> [DESCRIPTION OF THE TASK] Scan the material for the word "紫鹃劝道", and copy each line where it shows up.

===== SOURCE RECORDS =====

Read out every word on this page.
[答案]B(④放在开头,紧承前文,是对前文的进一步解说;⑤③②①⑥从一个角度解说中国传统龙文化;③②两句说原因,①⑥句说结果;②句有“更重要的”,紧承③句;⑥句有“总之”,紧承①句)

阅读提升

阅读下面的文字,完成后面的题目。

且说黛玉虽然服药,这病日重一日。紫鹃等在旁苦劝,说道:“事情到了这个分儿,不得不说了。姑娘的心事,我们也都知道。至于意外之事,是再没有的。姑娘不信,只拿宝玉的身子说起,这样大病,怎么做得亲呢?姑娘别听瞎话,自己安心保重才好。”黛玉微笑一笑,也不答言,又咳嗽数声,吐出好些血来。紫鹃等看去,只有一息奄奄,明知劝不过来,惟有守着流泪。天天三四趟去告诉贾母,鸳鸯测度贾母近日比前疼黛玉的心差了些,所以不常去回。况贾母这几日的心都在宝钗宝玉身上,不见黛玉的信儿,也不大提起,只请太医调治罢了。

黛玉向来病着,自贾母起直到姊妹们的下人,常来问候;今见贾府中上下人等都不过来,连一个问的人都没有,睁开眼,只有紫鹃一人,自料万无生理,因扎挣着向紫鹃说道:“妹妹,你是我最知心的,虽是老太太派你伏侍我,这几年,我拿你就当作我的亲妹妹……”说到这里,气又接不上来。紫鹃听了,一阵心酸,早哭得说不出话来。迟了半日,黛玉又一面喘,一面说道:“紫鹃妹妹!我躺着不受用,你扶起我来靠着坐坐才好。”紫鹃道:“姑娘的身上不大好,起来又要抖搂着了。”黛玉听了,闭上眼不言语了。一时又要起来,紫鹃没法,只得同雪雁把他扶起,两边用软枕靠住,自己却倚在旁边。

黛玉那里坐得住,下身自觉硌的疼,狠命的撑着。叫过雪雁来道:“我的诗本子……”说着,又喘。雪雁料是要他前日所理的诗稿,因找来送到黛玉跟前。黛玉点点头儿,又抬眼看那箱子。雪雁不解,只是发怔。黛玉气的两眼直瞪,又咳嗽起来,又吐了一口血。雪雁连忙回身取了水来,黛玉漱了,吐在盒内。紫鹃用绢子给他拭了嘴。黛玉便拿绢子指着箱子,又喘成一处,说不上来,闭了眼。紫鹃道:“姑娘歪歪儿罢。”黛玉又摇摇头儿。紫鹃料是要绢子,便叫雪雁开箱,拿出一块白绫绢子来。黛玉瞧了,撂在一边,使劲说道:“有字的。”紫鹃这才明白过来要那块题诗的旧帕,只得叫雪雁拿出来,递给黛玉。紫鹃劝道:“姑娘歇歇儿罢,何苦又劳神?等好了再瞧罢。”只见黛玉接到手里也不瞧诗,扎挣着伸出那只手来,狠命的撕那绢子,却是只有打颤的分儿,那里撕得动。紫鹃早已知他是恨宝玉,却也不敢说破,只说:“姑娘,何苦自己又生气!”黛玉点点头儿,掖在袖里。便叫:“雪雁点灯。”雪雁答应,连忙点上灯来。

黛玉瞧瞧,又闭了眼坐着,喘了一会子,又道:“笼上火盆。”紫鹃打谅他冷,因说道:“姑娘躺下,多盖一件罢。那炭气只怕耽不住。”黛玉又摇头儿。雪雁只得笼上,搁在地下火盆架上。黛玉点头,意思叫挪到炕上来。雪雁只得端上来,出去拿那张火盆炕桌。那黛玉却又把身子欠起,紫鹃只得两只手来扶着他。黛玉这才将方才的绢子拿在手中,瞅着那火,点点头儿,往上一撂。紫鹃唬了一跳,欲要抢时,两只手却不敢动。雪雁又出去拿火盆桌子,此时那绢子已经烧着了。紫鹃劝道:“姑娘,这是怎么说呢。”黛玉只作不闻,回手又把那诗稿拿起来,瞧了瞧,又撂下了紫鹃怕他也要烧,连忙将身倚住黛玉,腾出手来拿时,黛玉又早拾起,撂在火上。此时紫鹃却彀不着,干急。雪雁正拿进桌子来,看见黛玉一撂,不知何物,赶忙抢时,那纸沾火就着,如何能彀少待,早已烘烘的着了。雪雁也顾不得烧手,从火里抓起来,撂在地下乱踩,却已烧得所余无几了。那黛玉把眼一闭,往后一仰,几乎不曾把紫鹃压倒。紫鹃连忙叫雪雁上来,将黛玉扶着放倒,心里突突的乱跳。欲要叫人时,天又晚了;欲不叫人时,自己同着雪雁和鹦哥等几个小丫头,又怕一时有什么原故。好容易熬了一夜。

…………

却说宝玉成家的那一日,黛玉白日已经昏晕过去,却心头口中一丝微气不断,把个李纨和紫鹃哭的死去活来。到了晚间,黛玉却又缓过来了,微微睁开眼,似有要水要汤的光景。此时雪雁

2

=====
===== SOURCE RECORDS =====

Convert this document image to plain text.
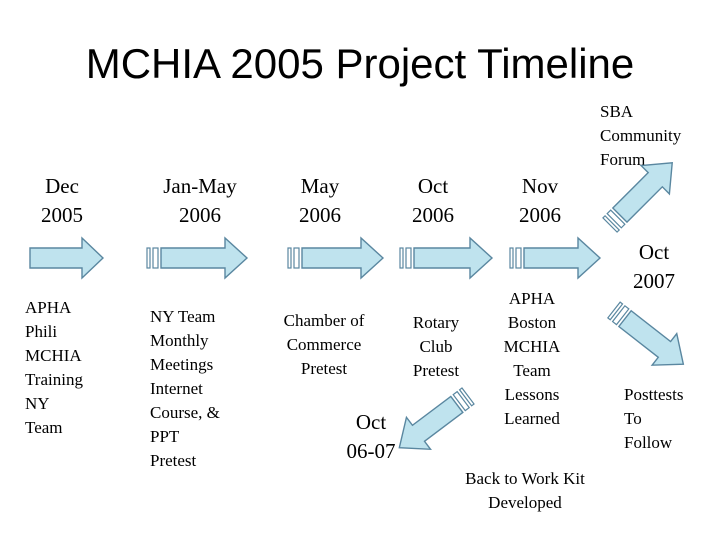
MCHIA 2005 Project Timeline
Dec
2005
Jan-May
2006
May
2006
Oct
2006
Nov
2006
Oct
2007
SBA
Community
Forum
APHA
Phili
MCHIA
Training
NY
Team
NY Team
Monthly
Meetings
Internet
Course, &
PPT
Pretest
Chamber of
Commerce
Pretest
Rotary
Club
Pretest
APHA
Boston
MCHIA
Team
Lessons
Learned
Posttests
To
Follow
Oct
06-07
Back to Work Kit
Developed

=====
===== SOURCE RECORDS =====

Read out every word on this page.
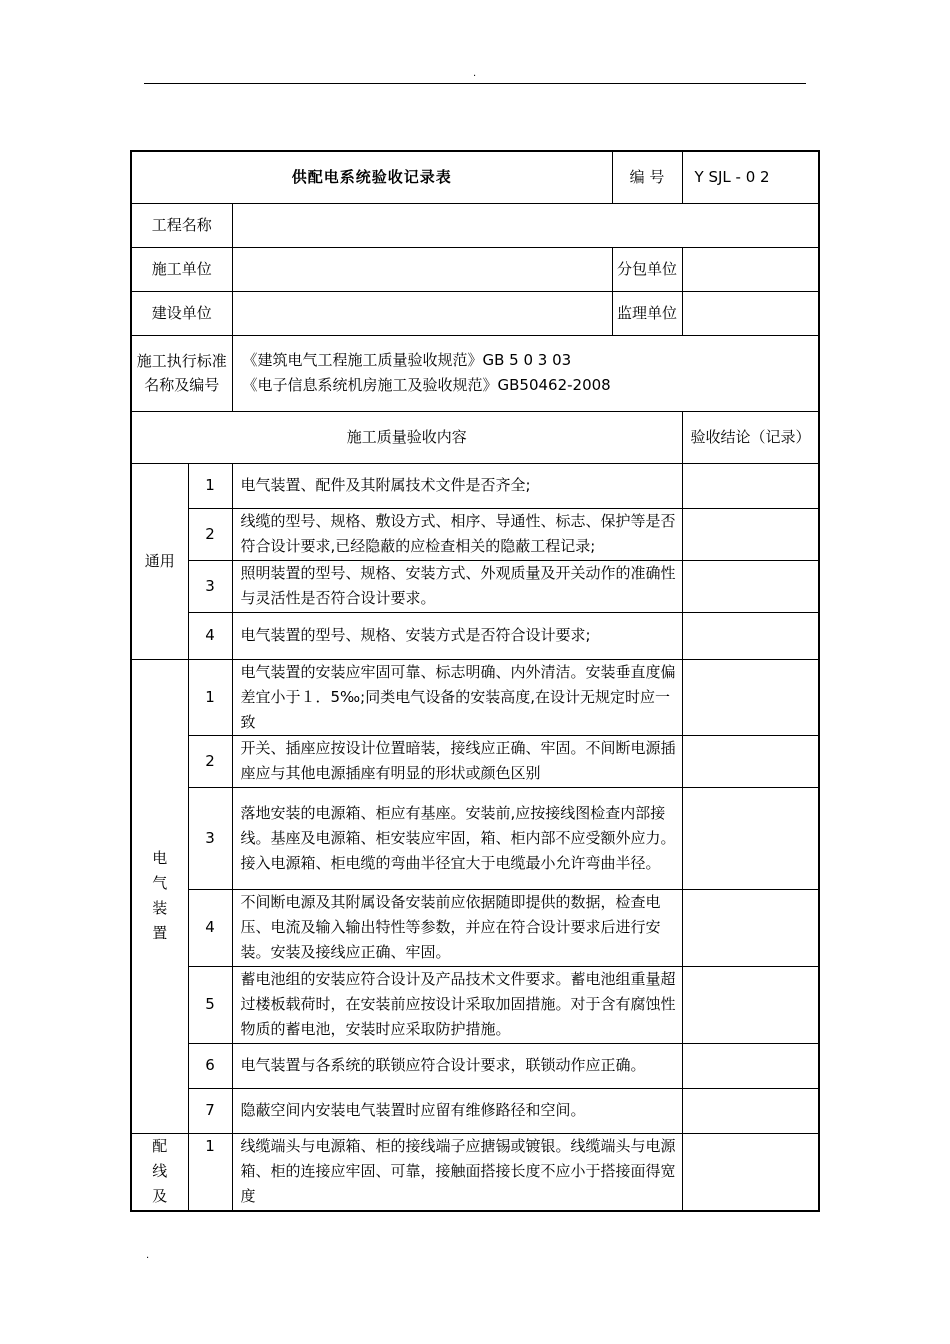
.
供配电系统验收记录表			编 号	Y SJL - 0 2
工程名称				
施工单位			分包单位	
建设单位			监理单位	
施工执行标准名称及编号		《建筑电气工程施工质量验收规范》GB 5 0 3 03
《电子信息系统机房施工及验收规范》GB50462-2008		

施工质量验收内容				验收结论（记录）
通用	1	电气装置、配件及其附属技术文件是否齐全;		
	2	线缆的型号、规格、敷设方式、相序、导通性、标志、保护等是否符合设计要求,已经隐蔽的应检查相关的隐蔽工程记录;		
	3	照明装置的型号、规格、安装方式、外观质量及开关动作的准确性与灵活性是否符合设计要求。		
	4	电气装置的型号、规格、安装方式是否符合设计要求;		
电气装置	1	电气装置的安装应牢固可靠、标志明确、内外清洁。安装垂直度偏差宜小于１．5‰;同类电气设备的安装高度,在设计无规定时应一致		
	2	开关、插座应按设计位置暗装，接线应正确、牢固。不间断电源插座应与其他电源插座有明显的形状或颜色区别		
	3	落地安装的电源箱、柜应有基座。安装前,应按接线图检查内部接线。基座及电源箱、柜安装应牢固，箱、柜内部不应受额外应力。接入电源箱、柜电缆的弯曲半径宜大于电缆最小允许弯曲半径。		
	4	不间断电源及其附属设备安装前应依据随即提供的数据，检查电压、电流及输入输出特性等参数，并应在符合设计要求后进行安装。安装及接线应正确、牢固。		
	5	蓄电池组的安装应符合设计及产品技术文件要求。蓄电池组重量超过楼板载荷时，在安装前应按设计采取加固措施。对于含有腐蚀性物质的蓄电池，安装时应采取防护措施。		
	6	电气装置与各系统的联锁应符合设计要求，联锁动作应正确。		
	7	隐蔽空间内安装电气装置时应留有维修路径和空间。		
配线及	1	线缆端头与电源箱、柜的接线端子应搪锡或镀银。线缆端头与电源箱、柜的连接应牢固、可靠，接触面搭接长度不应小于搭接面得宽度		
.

=====

> [FINAL RESULT]
黛玉那里坐得住,下身自觉硌的疼,狠命的撑着。叫过雪雁来道:“我的诗本子……”说着,又喘。雪雁料是要他前日所理的诗稿,因找来送到黛玉跟前。黛玉点点头儿,又抬眼看那箱子。雪雁不解,只是发怔。黛玉气的两眼直瞪,又咳嗽起来,又吐了一口血。雪雁连忙回身取了水来,黛玉漱了,吐在盒内。紫鹃用绢子给他拭了嘴。黛玉便拿绢子指着箱子,又喘成一处,说不上来,闭了眼。紫鹃道:“姑娘歪歪儿罢。”黛玉又摇摇头儿。紫鹃料是要绢子,便叫雪雁开箱,拿出一块白绫绢子来。黛玉瞧了,撂在一边,使劲说道:“有字的。”紫鹃这才明白过来要那块题诗的旧帕,只得叫雪雁拿出来,递给黛玉。紫鹃劝道:“姑娘歇歇儿罢,何苦又劳神?等好了再瞧罢。”只见黛玉接到手里也不瞧诗,扎挣着伸出那只手来,狠命的撕那绢子,却是只有打颤的分儿,那里撕得动。紫鹃早已知他是恨宝玉,却也不敢说破,只说:“姑娘,何苦自己又生气!”黛玉点点头儿,掖在袖里。便叫:“雪雁点灯。”雪雁答应,连忙点上灯来。
黛玉瞧瞧,又闭了眼坐着,喘了一会子,又道:“笼上火盆。”紫鹃打谅他冷,因说道:“姑娘躺下,多盖一件罢。那炭气只怕耽不住。”黛玉又摇头儿。雪雁只得笼上,搁在地下火盆架上。黛玉点头,意思叫挪到炕上来。雪雁只得端上来,出去拿那张火盆炕桌。那黛玉却又把身子欠起,紫鹃只得两只手来扶着他。黛玉这才将方才的绢子拿在手中,瞅着那火,点点头儿,往上一撂。紫鹃唬了一跳,欲要抢时,两只手却不敢动。雪雁又出去拿火盆桌子,此时那绢子已经烧着了。紫鹃劝道:“姑娘,这是怎么说呢。”黛玉只作不闻,回手又把那诗稿拿起来,瞧了瞧,又撂下了紫鹃怕他也要烧,连忙将身倚住黛玉,腾出手来拿时,黛玉又早拾起,撂在火上。此时紫鹃却彀不着,干急。雪雁正拿进桌子来,看见黛玉一撂,不知何物,赶忙抢时,那纸沾火就着,如何能彀少待,早已烘烘的着了。雪雁也顾不得烧手,从火里抓起来,撂在地下乱踩,却已烧得所余无几了。那黛玉把眼一闭,往后一仰,几乎不曾把紫鹃压倒。紫鹃连忙叫雪雁上来,将黛玉扶着放倒,心里突突的乱跳。欲要叫人时,天又晚了;欲不叫人时,自己同着雪雁和鹦哥等几个小丫头,又怕一时有什么原故。好容易熬了一夜。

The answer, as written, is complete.